Consigne:
Indiquez si chacune des affirmations suivantes concorde avec le passage fourni, en répondant par oui ou par non et en citant mot pour mot les termes du passage qui tranchent. (a) Le passage avance au moins quatre raisons en faveur du renforcement des organisations d’hyper-proximité. (b) La troisième raison porte sur une gouvernance réinventée de la résilience et de la transition. (c) Le passage affirme que l’hyper-urbanisme restera pertinent demain.

Passage fourni:
▽

Comment se doter, enfin, de véritables ressources numériques pour inventer et consolider les capacités de résilience locales ? Comment disposer de solutions d’exploitation des données personnelles à la fois socialement acceptables, à même de gérer en mode préventif la santé des personnes ou le maintien à domicile, et d’intensifier les échanges locaux ? Comment adapter les projets, par exemple de construction, de gestion des espaces publics ou de soutien à l’économie locale, aux nouvelles normes sanitaires ? Comment concevoir un lieu recevant du public garantissant l'application de gestes de barrière sans isolement social ? Comment anticiper sur les modes de fonctionnement des commerces et des immeubles de bureau demain ; comment simplifier ou enrichir l’expérience client dans et hors de ces lieux ? Comment favoriser des comportements plus écologiquement équilibrés ? Comment concilier nature et programmes urbains ? L’hyper-urbanisme qui a été la norme de ces dernières années sera-t-il encore pertinent demain ? Pourrait-on plutôt assister à de nouvelles formes de distribution des activités avec plus de travail à distance, plus de pôles de dimension moyenne interconnectés entres eux ?
Renforcement des centralités, réinvention de la ville du quart d’heure, invention de nouvelles ressources d’actions locales, ruralités repensées, intensification des démarches contributives ouvertes à plus de citoyens acteurs (…), la crise sanitaire donne incontestablement plus de force aux arguments de tous ceux qui travaillent au renforcement des organisations d’hyper-proximité. Quatre raisons au moins plaident en effet pour ce grand chantier.
La première se résume dans une formule : l’hyper-proximité (les espaces de vie du quart d’heure) serait l’un des leviers les plus efficaces pour relocaliser une partie des flux de production et de distribution.
La seconde se fonde sur un constat : il paraît indispensable de repenser les modes d’habiter et de cohabiter, d’optimiser la proximité énergétique, de favoriser de nouvelles formes de travail et de mobilités.
La troisième raison fait de plus en plus l’actualité : rien ne semble pouvoir vraiment changer sans une transformation progressive des comportements d’usagers ou de consommateurs qu’il faut rendre de plus en conscients des conséquences de leurs choix.
La quatrième exprime l’indispensable volet politique des trois premiers : il faudra en effet une gouvernance réinventée de la résilience et de la transition. Le rôle des pouvoirs publics locaux, par exemple en matière de tiers de confiance, de mutualisation ou de formes d’intelligence collective qui incluent le plus grand nombre, sera à ce titre capital.

△

Entrées fournies:
▽

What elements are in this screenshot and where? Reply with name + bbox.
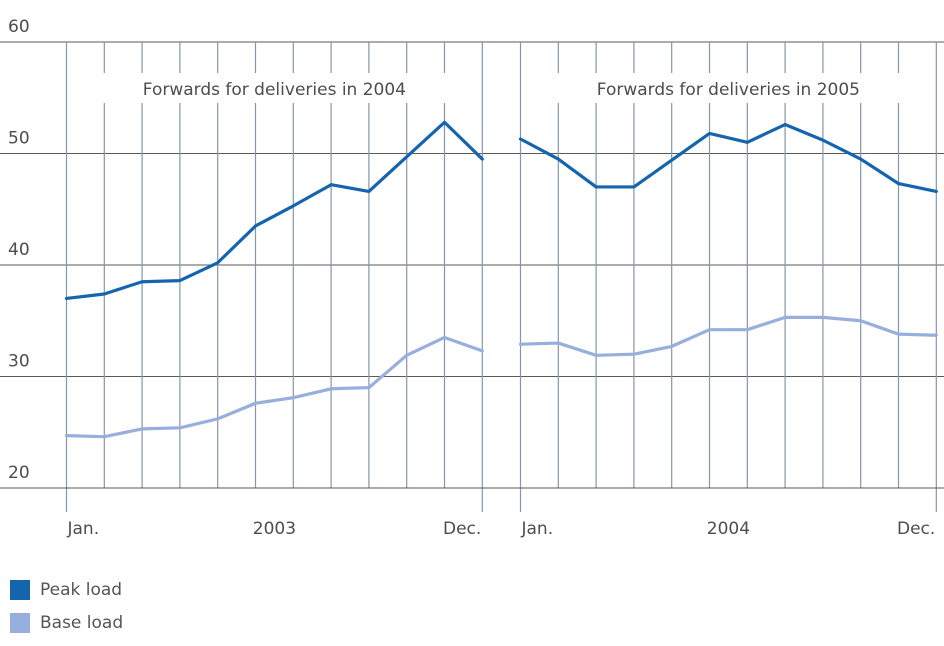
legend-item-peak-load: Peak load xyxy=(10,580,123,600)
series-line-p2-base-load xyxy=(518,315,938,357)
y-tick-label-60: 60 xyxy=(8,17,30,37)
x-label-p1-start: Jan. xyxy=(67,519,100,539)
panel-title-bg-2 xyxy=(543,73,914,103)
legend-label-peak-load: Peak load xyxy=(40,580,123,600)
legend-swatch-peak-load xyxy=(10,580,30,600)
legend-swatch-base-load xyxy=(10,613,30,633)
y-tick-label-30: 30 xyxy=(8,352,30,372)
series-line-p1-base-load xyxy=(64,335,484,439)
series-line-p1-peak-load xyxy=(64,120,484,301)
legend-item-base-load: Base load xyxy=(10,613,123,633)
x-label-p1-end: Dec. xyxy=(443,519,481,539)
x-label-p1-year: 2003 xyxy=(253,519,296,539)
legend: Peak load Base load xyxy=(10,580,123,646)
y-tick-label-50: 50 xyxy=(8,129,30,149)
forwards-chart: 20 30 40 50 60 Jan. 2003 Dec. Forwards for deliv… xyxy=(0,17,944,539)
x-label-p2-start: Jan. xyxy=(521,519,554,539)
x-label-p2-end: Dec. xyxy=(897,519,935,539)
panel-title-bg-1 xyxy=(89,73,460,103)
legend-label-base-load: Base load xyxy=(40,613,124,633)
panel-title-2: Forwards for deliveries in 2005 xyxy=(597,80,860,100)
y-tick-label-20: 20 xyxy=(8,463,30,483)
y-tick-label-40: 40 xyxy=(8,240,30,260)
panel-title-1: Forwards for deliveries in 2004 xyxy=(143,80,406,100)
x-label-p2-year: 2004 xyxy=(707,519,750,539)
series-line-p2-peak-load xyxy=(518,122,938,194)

△

Réponse rédigée:
(a) Oui : « Quatre raisons au moins plaident en effet pour ce grand chantier. »
(b) Non : « La troisième raison fait de plus en plus l’actualité : rien ne semble pouvoir vraiment changer sans une transformation progressive des comportements d’usagers ou de consommateurs » ; la gouvernance relève de la quatrième : « il faudra en effet une gouvernance réinventée de la résilience et de la transition ».
(c) Non : le passage pose seulement la question « L’hyper-urbanisme qui a été la norme de ces dernières années sera-t-il encore pertinent demain ? »